#### TASK OBJECTIVE:
List all lines of the data containing the word "text".

#### SUPPLIED DATA:
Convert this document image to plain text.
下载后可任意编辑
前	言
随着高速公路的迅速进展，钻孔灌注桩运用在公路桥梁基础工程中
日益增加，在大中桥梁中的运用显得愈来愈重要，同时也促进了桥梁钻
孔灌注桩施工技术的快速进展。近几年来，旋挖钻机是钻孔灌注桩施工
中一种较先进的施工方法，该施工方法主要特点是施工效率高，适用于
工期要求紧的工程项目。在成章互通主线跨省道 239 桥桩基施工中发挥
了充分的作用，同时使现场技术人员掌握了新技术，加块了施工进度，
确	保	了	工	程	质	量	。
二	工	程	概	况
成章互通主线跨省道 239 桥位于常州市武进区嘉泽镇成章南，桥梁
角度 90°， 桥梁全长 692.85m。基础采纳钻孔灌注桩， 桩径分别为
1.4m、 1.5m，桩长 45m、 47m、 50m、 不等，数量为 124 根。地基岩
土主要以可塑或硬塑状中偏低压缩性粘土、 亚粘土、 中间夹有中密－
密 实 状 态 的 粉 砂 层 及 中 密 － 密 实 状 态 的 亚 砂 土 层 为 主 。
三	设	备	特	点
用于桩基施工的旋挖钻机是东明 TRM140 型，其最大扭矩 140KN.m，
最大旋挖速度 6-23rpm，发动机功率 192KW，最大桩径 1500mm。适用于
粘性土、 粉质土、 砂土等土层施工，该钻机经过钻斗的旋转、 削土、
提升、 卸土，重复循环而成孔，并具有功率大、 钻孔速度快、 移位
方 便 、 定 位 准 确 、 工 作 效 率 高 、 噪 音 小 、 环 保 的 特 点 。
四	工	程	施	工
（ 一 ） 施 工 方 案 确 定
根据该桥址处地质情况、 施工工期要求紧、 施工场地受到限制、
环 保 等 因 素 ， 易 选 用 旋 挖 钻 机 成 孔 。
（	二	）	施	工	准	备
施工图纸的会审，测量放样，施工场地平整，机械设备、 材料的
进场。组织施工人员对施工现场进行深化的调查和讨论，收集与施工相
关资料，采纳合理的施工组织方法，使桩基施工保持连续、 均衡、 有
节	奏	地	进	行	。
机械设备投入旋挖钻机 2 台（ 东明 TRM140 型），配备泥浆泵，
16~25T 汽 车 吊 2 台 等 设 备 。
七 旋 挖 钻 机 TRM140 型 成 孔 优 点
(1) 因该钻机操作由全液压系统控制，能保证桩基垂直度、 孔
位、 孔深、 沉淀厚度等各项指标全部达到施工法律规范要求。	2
--
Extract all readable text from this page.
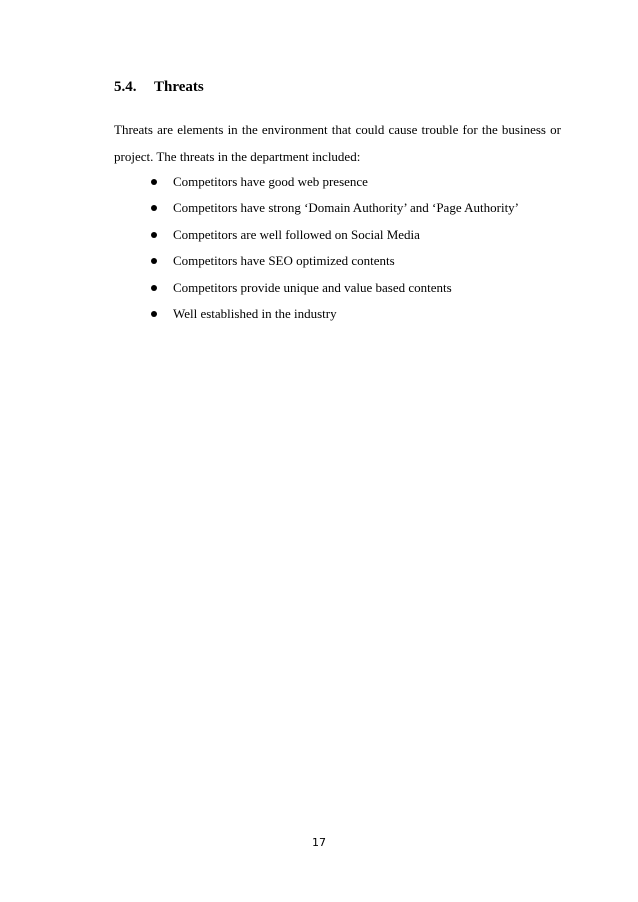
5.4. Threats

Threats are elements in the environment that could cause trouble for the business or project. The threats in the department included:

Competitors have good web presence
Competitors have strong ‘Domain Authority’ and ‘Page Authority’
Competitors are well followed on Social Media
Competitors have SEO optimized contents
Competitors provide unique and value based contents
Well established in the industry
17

#### THE REPLY:
Convert this document image to plain text.
Extract all readable text from this page.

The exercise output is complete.